**Task to complete**
Find the lines that hold the word "региональных" and return them.

>> BEGIN Material

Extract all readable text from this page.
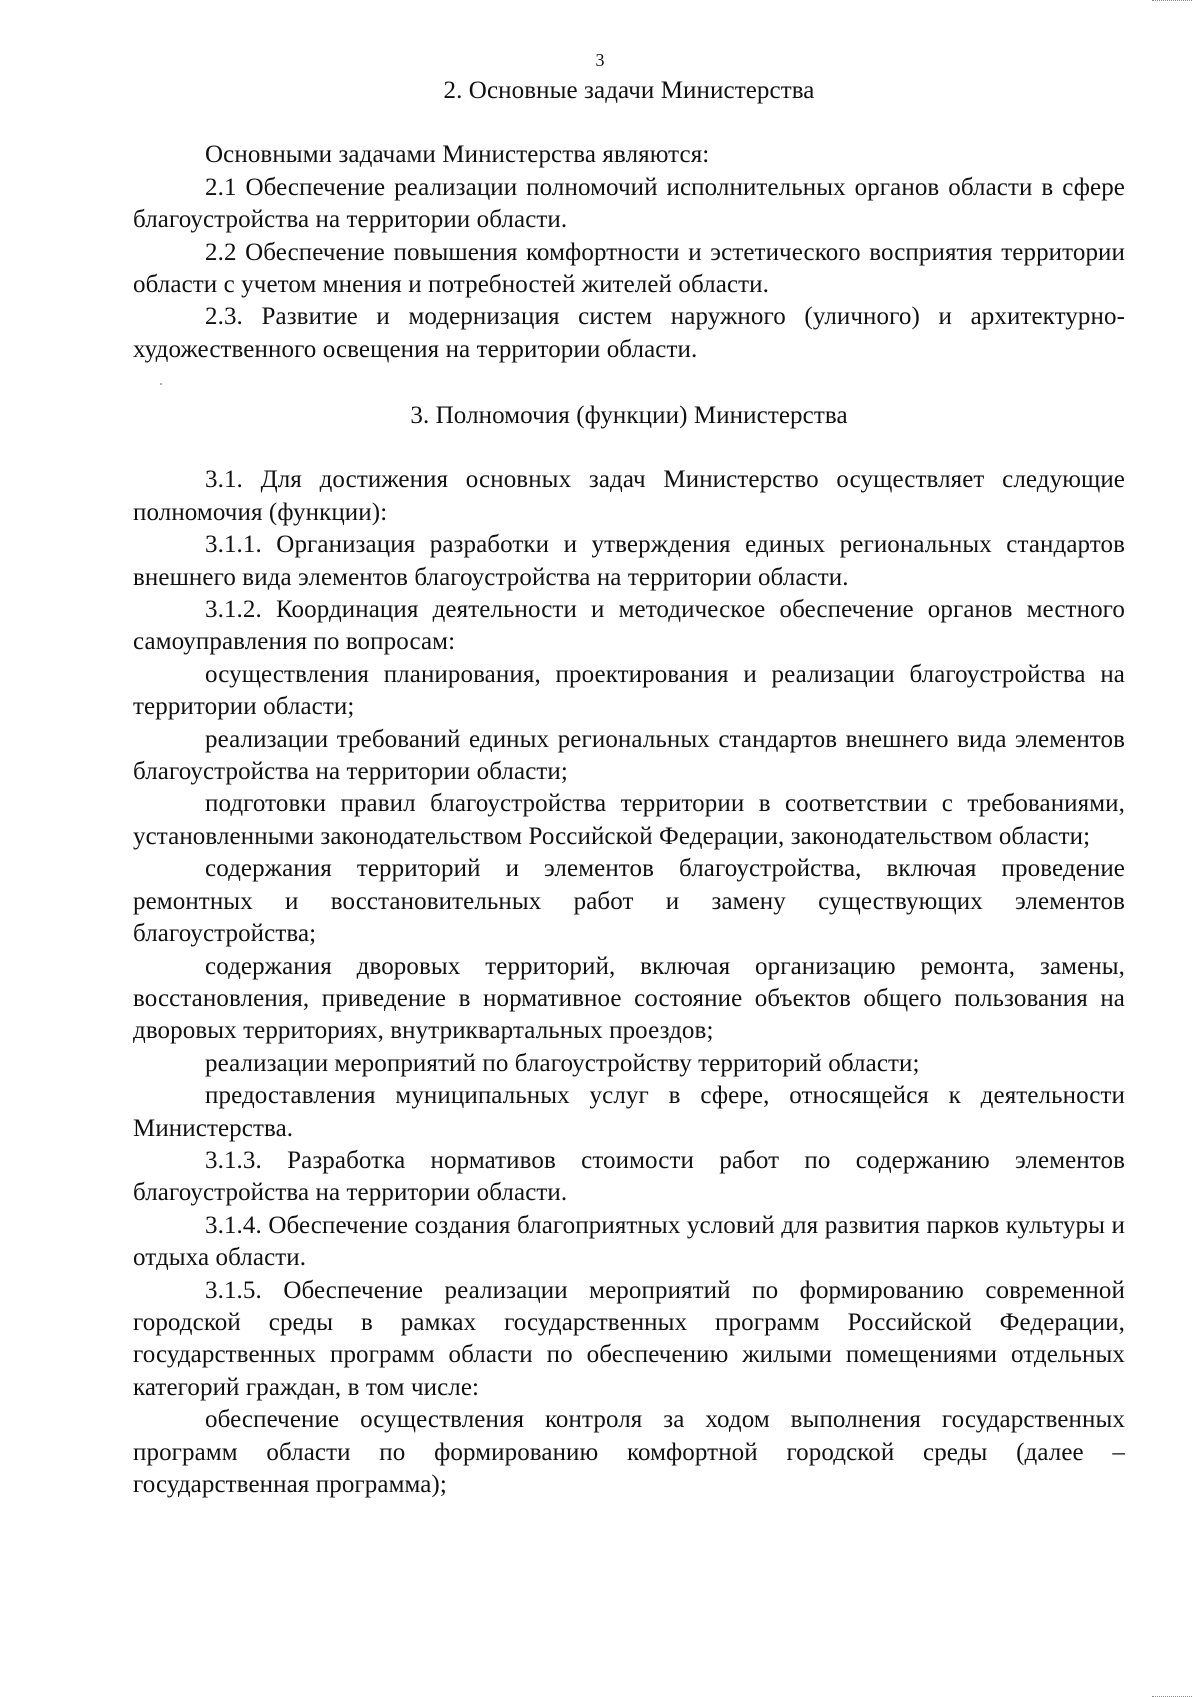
3
2. Основные задачи Министерства

Основными задачами Министерства являются:

2.1 Обеспечение реализации полномочий исполнительных органов области в сфере благоустройства на территории области.

2.2 Обеспечение повышения комфортности и эстетического восприятия территории области с учетом мнения и потребностей жителей области.

2.3. Развитие и модернизация систем наружного (уличного) и архитектурно-художественного освещения на территории области.

3. Полномочия (функции) Министерства

3.1. Для достижения основных задач Министерство осуществляет следующие полномочия (функции):

3.1.1. Организация разработки и утверждения единых региональных стандартов внешнего вида элементов благоустройства на территории области.

3.1.2. Координация деятельности и методическое обеспечение органов местного самоуправления по вопросам:

осуществления планирования, проектирования и реализации благоустройства на территории области;

реализации требований единых региональных стандартов внешнего вида элементов благоустройства на территории области;

подготовки правил благоустройства территории в соответствии с требованиями, установленными законодательством Российской Федерации, законодательством области;

содержания территорий и элементов благоустройства, включая проведение ремонтных и восстановительных работ и замену существующих элементов благоустройства;

содержания дворовых территорий, включая организацию ремонта, замены, восстановления, приведение в нормативное состояние объектов общего пользования на дворовых территориях, внутриквартальных проездов;

реализации мероприятий по благоустройству территорий области;

предоставления муниципальных услуг в сфере, относящейся к деятельности Министерства.

3.1.3. Разработка нормативов стоимости работ по содержанию элементов благоустройства на территории области.

3.1.4. Обеспечение создания благоприятных условий для развития парков культуры и отдыха области.

3.1.5. Обеспечение реализации мероприятий по формированию современной городской среды в рамках государственных программ Российской Федерации, государственных программ области по обеспечению жилыми помещениями отдельных категорий граждан, в том числе:

обеспечение осуществления контроля за ходом выполнения государственных программ области по формированию комфортной городской среды (далее – государственная программа);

>> END Material

**Task response**
3.1.1. Организация разработки и утверждения единых региональных стандартов внешнего вида элементов благоустройства на территории области.
реализации требований единых региональных стандартов внешнего вида элементов благоустройства на территории области;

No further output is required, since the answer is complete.